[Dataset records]
------------------------------------
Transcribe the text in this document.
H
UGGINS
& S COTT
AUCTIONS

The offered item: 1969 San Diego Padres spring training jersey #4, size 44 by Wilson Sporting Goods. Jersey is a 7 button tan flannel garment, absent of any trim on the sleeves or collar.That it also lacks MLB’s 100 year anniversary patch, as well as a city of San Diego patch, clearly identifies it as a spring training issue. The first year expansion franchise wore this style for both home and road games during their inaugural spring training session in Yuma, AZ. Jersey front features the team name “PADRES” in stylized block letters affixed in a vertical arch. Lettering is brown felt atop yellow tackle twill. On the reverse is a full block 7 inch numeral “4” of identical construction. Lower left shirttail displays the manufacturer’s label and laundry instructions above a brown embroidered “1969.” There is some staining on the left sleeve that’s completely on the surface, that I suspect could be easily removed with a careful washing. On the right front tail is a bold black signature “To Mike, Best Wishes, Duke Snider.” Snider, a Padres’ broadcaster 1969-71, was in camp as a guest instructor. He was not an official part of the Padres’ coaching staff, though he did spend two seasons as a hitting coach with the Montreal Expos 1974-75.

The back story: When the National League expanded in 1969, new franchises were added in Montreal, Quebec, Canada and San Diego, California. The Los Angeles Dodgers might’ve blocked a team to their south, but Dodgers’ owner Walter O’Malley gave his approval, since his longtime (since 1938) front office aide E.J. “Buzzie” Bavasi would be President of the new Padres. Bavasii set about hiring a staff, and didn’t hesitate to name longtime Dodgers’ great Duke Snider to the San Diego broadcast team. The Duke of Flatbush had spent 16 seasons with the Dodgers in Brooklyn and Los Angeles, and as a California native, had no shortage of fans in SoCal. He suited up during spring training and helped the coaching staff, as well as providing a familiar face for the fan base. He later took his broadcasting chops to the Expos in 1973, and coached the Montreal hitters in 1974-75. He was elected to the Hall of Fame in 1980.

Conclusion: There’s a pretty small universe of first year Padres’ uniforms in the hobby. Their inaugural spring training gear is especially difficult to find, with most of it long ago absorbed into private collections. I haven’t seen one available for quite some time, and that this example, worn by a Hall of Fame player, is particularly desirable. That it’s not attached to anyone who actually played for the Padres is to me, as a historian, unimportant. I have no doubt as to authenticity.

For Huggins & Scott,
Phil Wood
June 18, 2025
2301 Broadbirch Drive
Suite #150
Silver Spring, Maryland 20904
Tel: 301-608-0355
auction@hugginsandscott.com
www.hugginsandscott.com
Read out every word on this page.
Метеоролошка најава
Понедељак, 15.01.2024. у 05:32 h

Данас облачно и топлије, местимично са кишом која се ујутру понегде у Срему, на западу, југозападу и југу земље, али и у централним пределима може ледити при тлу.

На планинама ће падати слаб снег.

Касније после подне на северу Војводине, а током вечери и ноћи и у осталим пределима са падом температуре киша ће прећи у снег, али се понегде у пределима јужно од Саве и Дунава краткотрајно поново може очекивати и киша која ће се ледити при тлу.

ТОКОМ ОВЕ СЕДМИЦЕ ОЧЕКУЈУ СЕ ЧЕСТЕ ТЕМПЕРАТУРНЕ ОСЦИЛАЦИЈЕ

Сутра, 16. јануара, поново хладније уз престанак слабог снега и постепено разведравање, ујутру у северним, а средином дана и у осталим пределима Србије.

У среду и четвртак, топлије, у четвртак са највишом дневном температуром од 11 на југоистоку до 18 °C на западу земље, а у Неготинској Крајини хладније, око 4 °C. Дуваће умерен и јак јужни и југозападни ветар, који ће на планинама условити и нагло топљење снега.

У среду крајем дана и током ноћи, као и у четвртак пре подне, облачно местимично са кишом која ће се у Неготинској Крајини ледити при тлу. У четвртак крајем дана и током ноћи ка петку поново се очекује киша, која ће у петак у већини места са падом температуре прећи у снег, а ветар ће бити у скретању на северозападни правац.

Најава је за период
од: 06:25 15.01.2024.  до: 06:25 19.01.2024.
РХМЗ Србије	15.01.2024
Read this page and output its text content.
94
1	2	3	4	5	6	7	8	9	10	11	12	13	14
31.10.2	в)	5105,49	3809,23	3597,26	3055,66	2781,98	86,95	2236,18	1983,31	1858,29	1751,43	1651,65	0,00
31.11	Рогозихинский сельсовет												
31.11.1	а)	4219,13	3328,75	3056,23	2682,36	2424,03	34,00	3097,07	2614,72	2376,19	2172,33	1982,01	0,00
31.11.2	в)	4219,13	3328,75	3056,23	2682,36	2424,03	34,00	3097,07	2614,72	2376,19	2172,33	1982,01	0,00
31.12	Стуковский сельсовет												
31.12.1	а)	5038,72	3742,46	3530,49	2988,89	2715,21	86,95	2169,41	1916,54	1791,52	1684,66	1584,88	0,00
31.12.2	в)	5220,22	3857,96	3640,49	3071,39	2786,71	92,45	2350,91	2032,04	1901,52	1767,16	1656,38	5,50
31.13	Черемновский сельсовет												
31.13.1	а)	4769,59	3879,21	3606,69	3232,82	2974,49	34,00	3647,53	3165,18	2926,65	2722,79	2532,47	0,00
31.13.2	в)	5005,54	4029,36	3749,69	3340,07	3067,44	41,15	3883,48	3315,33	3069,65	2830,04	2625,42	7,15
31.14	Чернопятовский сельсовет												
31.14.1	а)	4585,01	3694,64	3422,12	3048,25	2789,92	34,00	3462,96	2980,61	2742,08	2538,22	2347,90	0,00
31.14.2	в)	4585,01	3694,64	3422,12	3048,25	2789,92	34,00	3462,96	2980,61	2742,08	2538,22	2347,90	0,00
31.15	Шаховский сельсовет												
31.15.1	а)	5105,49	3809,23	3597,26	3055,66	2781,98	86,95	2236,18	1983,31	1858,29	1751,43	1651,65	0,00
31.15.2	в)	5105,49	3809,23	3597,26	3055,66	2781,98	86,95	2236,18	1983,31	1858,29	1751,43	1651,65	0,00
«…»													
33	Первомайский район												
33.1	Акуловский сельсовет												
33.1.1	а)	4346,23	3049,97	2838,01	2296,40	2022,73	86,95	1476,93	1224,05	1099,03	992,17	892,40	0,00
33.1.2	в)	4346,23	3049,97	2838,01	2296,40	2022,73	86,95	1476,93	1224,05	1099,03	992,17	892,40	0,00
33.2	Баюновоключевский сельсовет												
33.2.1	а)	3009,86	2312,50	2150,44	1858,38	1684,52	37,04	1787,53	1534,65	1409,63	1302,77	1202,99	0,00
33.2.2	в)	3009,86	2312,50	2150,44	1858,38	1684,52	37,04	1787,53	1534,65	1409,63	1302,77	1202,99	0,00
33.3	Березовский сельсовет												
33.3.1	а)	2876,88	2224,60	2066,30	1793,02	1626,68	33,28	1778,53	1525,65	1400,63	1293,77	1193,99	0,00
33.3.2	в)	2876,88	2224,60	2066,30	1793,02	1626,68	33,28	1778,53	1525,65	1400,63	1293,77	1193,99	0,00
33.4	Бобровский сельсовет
------------------------------------
Faithfully copy every entry, leaving nothing out.

Problem solution:
Transcribe the text in this document.
H
UGGINS
& S COTT
AUCTIONS

The offered item: 1969 San Diego Padres spring training jersey #4, size 44 by Wilson Sporting Goods. Jersey is a 7 button tan flannel garment, absent of any trim on the sleeves or collar.That it also lacks MLB’s 100 year anniversary patch, as well as a city of San Diego patch, clearly identifies it as a spring training issue. The first year expansion franchise wore this style for both home and road games during their inaugural spring training session in Yuma, AZ. Jersey front features the team name “PADRES” in stylized block letters affixed in a vertical arch. Lettering is brown felt atop yellow tackle twill. On the reverse is a full block 7 inch numeral “4” of identical construction. Lower left shirttail displays the manufacturer’s label and laundry instructions above a brown embroidered “1969.” There is some staining on the left sleeve that’s completely on the surface, that I suspect could be easily removed with a careful washing. On the right front tail is a bold black signature “To Mike, Best Wishes, Duke Snider.” Snider, a Padres’ broadcaster 1969-71, was in camp as a guest instructor. He was not an official part of the Padres’ coaching staff, though he did spend two seasons as a hitting coach with the Montreal Expos 1974-75.

The back story: When the National League expanded in 1969, new franchises were added in Montreal, Quebec, Canada and San Diego, California. The Los Angeles Dodgers might’ve blocked a team to their south, but Dodgers’ owner Walter O’Malley gave his approval, since his longtime (since 1938) front office aide E.J. “Buzzie” Bavasi would be President of the new Padres. Bavasii set about hiring a staff, and didn’t hesitate to name longtime Dodgers’ great Duke Snider to the San Diego broadcast team. The Duke of Flatbush had spent 16 seasons with the Dodgers in Brooklyn and Los Angeles, and as a California native, had no shortage of fans in SoCal. He suited up during spring training and helped the coaching staff, as well as providing a familiar face for the fan base. He later took his broadcasting chops to the Expos in 1973, and coached the Montreal hitters in 1974-75. He was elected to the Hall of Fame in 1980.

Conclusion: There’s a pretty small universe of first year Padres’ uniforms in the hobby. Their inaugural spring training gear is especially difficult to find, with most of it long ago absorbed into private collections. I haven’t seen one available for quite some time, and that this example, worn by a Hall of Fame player, is particularly desirable. That it’s not attached to anyone who actually played for the Padres is to me, as a historian, unimportant. I have no doubt as to authenticity.

For Huggins & Scott,
Phil Wood
June 18, 2025
2301 Broadbirch Drive
Suite #150
Silver Spring, Maryland 20904
Tel: 301-608-0355
auction@hugginsandscott.com
www.hugginsandscott.com
Read out every word on this page.
Метеоролошка најава
Понедељак, 15.01.2024. у 05:32 h

Данас облачно и топлије, местимично са кишом која се ујутру понегде у Срему, на западу, југозападу и југу земље, али и у централним пределима може ледити при тлу.

На планинама ће падати слаб снег.

Касније после подне на северу Војводине, а током вечери и ноћи и у осталим пределима са падом температуре киша ће прећи у снег, али се понегде у пределима јужно од Саве и Дунава краткотрајно поново може очекивати и киша која ће се ледити при тлу.

ТОКОМ ОВЕ СЕДМИЦЕ ОЧЕКУЈУ СЕ ЧЕСТЕ ТЕМПЕРАТУРНЕ ОСЦИЛАЦИЈЕ

Сутра, 16. јануара, поново хладније уз престанак слабог снега и постепено разведравање, ујутру у северним, а средином дана и у осталим пределима Србије.

У среду и четвртак, топлије, у четвртак са највишом дневном температуром од 11 на југоистоку до 18 °C на западу земље, а у Неготинској Крајини хладније, око 4 °C. Дуваће умерен и јак јужни и југозападни ветар, који ће на планинама условити и нагло топљење снега.

У среду крајем дана и током ноћи, као и у четвртак пре подне, облачно местимично са кишом која ће се у Неготинској Крајини ледити при тлу. У четвртак крајем дана и током ноћи ка петку поново се очекује киша, која ће у петак у већини места са падом температуре прећи у снег, а ветар ће бити у скретању на северозападни правац.

Најава је за период
од: 06:25 15.01.2024.  до: 06:25 19.01.2024.
РХМЗ Србије	15.01.2024
Read this page and output its text content.
94
1	2	3	4	5	6	7	8	9	10	11	12	13	14
31.10.2	в)	5105,49	3809,23	3597,26	3055,66	2781,98	86,95	2236,18	1983,31	1858,29	1751,43	1651,65	0,00
31.11	Рогозихинский сельсовет												
31.11.1	а)	4219,13	3328,75	3056,23	2682,36	2424,03	34,00	3097,07	2614,72	2376,19	2172,33	1982,01	0,00
31.11.2	в)	4219,13	3328,75	3056,23	2682,36	2424,03	34,00	3097,07	2614,72	2376,19	2172,33	1982,01	0,00
31.12	Стуковский сельсовет												
31.12.1	а)	5038,72	3742,46	3530,49	2988,89	2715,21	86,95	2169,41	1916,54	1791,52	1684,66	1584,88	0,00
31.12.2	в)	5220,22	3857,96	3640,49	3071,39	2786,71	92,45	2350,91	2032,04	1901,52	1767,16	1656,38	5,50
31.13	Черемновский сельсовет												
31.13.1	а)	4769,59	3879,21	3606,69	3232,82	2974,49	34,00	3647,53	3165,18	2926,65	2722,79	2532,47	0,00
31.13.2	в)	5005,54	4029,36	3749,69	3340,07	3067,44	41,15	3883,48	3315,33	3069,65	2830,04	2625,42	7,15
31.14	Чернопятовский сельсовет												
31.14.1	а)	4585,01	3694,64	3422,12	3048,25	2789,92	34,00	3462,96	2980,61	2742,08	2538,22	2347,90	0,00
31.14.2	в)	4585,01	3694,64	3422,12	3048,25	2789,92	34,00	3462,96	2980,61	2742,08	2538,22	2347,90	0,00
31.15	Шаховский сельсовет												
31.15.1	а)	5105,49	3809,23	3597,26	3055,66	2781,98	86,95	2236,18	1983,31	1858,29	1751,43	1651,65	0,00
31.15.2	в)	5105,49	3809,23	3597,26	3055,66	2781,98	86,95	2236,18	1983,31	1858,29	1751,43	1651,65	0,00
«…»													
33	Первомайский район												
33.1	Акуловский сельсовет												
33.1.1	а)	4346,23	3049,97	2838,01	2296,40	2022,73	86,95	1476,93	1224,05	1099,03	992,17	892,40	0,00
33.1.2	в)	4346,23	3049,97	2838,01	2296,40	2022,73	86,95	1476,93	1224,05	1099,03	992,17	892,40	0,00
33.2	Баюновоключевский сельсовет												
33.2.1	а)	3009,86	2312,50	2150,44	1858,38	1684,52	37,04	1787,53	1534,65	1409,63	1302,77	1202,99	0,00
33.2.2	в)	3009,86	2312,50	2150,44	1858,38	1684,52	37,04	1787,53	1534,65	1409,63	1302,77	1202,99	0,00
33.3	Березовский сельсовет												
33.3.1	а)	2876,88	2224,60	2066,30	1793,02	1626,68	33,28	1778,53	1525,65	1400,63	1293,77	1193,99	0,00
33.3.2	в)	2876,88	2224,60	2066,30	1793,02	1626,68	33,28	1778,53	1525,65	1400,63	1293,77	1193,99	0,00
33.4	Бобровский сельсовет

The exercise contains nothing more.